**Data**
* * *
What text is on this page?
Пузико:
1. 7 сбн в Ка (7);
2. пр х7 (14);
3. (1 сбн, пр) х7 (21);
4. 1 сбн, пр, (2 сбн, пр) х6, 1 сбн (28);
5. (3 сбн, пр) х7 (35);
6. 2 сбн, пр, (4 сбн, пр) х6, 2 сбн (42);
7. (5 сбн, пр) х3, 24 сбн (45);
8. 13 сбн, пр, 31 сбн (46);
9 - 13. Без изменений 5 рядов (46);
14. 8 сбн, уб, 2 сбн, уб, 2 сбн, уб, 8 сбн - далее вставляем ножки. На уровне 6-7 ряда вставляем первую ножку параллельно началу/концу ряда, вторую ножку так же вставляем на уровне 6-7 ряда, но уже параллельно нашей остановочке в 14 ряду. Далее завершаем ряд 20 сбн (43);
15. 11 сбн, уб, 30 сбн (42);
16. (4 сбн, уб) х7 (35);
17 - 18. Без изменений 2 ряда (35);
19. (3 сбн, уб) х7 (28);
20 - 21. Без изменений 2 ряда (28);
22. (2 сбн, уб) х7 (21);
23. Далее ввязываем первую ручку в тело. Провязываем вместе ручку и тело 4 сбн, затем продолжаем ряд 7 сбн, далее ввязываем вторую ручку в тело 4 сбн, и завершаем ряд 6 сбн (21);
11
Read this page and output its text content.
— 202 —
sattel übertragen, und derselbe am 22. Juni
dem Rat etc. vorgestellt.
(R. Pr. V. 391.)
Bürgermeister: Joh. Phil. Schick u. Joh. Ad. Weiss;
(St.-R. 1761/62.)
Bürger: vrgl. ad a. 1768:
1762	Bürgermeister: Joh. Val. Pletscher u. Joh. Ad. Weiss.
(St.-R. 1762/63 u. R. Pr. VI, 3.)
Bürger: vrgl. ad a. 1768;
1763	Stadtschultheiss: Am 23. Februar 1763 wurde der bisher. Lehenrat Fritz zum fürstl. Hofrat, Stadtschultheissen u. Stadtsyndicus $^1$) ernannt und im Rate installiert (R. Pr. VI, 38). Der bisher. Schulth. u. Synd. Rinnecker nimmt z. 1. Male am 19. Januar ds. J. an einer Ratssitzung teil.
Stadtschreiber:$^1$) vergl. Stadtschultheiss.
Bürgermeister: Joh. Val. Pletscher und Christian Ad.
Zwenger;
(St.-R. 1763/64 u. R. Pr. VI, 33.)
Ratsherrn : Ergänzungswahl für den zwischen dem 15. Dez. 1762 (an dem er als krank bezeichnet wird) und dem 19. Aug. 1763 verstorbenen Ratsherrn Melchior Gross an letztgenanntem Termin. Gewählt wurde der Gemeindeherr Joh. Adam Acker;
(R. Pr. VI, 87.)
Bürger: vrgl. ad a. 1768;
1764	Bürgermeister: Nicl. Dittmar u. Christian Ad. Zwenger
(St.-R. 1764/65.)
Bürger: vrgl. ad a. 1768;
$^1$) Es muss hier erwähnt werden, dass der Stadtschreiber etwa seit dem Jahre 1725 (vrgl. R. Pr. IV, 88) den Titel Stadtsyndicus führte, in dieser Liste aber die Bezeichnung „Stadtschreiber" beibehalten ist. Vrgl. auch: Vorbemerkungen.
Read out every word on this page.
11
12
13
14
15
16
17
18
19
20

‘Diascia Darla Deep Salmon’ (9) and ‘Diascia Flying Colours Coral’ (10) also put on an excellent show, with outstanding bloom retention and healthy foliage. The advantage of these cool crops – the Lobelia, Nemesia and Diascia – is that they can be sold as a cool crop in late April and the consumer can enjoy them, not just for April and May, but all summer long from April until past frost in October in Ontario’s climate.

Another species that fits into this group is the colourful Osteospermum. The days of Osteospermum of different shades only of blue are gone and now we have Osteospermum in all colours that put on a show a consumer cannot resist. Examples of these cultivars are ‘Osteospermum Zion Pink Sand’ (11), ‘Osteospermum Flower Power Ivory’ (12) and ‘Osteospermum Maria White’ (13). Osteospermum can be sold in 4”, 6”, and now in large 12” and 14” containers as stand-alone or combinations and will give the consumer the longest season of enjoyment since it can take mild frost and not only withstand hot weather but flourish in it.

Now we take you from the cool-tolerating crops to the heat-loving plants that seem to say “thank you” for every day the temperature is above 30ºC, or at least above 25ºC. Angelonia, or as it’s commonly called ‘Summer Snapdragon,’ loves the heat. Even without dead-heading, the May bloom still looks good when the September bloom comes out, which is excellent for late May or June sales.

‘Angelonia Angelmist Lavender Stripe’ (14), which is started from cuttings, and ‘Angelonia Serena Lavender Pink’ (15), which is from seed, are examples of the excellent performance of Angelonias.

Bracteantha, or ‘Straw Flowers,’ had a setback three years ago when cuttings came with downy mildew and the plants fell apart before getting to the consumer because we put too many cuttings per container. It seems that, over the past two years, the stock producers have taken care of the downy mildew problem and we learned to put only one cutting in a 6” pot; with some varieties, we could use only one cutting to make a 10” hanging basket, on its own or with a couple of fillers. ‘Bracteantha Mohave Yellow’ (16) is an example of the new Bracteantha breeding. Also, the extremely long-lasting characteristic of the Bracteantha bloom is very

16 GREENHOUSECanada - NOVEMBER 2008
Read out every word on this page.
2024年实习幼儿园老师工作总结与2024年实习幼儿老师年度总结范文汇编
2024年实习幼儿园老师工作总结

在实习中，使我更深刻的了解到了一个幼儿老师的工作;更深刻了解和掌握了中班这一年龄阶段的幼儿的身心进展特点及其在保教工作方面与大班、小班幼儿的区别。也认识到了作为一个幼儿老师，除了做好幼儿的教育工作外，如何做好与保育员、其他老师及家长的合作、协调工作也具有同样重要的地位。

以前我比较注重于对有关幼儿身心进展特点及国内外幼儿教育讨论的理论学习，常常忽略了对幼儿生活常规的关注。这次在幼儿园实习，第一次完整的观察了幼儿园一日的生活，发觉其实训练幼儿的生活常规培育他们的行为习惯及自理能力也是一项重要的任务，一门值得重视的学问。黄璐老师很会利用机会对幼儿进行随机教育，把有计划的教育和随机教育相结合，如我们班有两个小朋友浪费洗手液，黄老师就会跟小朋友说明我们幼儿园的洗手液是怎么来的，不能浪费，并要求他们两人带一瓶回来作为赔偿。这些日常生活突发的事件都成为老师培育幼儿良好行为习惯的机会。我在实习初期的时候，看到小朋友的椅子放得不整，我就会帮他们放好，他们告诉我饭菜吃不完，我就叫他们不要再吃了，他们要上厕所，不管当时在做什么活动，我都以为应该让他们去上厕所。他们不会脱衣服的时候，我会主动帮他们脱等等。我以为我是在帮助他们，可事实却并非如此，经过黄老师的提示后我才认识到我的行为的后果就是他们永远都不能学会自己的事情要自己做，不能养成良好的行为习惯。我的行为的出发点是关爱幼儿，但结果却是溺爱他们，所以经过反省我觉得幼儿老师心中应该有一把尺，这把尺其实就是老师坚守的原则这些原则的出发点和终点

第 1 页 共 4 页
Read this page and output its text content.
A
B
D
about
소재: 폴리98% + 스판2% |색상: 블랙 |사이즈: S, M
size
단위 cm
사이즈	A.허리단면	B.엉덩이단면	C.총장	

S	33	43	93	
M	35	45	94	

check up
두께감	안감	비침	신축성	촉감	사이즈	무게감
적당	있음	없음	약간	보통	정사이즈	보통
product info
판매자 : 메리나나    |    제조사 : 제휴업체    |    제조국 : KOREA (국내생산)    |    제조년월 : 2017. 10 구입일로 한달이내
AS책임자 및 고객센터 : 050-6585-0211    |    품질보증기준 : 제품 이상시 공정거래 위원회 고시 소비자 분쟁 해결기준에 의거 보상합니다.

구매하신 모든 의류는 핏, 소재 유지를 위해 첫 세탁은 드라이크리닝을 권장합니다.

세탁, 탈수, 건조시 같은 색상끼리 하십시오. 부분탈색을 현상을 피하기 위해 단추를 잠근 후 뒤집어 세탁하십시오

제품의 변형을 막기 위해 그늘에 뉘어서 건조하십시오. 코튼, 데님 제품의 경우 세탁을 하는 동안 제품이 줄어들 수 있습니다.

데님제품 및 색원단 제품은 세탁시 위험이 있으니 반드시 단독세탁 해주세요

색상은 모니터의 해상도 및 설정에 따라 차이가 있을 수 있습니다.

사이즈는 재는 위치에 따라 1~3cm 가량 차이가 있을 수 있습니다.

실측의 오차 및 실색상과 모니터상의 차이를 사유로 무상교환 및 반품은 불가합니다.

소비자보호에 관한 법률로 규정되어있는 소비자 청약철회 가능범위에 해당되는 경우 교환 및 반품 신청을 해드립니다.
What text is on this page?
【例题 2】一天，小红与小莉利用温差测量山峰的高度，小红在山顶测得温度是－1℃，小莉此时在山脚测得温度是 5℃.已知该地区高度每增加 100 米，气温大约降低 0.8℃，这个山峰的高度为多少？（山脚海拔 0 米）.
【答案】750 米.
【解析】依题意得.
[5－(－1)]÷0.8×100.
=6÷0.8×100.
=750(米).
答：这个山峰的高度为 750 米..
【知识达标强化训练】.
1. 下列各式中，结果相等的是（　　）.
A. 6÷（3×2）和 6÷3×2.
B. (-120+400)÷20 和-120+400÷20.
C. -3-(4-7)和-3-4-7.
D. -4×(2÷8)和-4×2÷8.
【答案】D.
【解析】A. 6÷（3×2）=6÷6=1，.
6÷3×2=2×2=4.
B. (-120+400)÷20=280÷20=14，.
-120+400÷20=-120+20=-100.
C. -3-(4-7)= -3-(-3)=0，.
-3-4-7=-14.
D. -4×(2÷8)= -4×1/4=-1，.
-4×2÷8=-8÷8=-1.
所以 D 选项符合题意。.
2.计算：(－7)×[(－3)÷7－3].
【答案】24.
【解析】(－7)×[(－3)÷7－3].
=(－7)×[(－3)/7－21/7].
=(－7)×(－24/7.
* * *
**What is being asked**
Your task is to collect every line above that contains the word "изменений".

**Result of this exercise**
9 - 13. Без изменений 5 рядов (46);
17 - 18. Без изменений 2 ряда (35);
20 - 21. Без изменений 2 ряда (28);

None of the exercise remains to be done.